● **WRITTEN EXERCISE**
Check each line of the records below and collect those holding "that".

● **SOURCE DATA**
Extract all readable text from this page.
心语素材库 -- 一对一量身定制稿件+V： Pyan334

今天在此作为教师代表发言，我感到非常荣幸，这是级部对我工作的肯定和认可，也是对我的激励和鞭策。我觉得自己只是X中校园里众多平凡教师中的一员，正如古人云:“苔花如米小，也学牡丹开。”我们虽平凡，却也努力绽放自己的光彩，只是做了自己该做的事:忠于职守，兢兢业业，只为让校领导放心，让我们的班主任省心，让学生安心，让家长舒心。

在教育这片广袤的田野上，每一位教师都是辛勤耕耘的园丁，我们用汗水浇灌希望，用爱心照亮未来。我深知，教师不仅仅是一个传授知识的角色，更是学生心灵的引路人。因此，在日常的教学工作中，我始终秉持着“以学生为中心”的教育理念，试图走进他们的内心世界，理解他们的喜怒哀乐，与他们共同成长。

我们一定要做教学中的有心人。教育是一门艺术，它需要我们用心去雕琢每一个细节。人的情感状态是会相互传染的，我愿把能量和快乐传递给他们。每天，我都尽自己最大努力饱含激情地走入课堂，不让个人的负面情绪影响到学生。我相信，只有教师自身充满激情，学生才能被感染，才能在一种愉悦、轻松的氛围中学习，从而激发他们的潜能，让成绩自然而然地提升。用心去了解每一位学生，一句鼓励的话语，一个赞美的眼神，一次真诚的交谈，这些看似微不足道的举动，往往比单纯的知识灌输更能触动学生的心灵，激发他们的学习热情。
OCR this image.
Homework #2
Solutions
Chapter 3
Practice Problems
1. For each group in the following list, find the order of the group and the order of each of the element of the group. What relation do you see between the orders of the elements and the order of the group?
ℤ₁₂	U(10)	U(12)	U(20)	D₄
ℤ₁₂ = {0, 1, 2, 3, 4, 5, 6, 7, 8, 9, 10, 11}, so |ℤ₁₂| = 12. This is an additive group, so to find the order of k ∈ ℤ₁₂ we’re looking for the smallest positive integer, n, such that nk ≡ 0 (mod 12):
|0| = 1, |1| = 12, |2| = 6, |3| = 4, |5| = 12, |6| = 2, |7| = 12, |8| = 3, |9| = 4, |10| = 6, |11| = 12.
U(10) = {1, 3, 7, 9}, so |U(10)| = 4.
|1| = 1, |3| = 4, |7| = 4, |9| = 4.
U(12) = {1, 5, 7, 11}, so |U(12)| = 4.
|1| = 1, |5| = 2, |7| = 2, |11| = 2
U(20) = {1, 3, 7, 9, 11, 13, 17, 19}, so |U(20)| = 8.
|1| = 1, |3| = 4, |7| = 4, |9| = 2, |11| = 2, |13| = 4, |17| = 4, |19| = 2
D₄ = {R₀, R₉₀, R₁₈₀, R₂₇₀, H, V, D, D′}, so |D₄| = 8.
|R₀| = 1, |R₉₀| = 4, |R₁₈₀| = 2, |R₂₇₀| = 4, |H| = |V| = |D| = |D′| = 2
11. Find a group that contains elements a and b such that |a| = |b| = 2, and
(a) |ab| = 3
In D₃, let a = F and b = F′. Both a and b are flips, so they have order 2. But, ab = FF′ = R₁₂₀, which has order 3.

● **TASK OUTPUT**
ℤ₁₂ = {0, 1, 2, 3, 4, 5, 6, 7, 8, 9, 10, 11}, so |ℤ₁₂| = 12. This is an additive group, so to find the order of k ∈ ℤ₁₂ we’re looking for the smallest positive integer, n, such that nk ≡ 0 (mod 12):
11. Find a group that contains elements a and b such that |a| = |b| = 2, and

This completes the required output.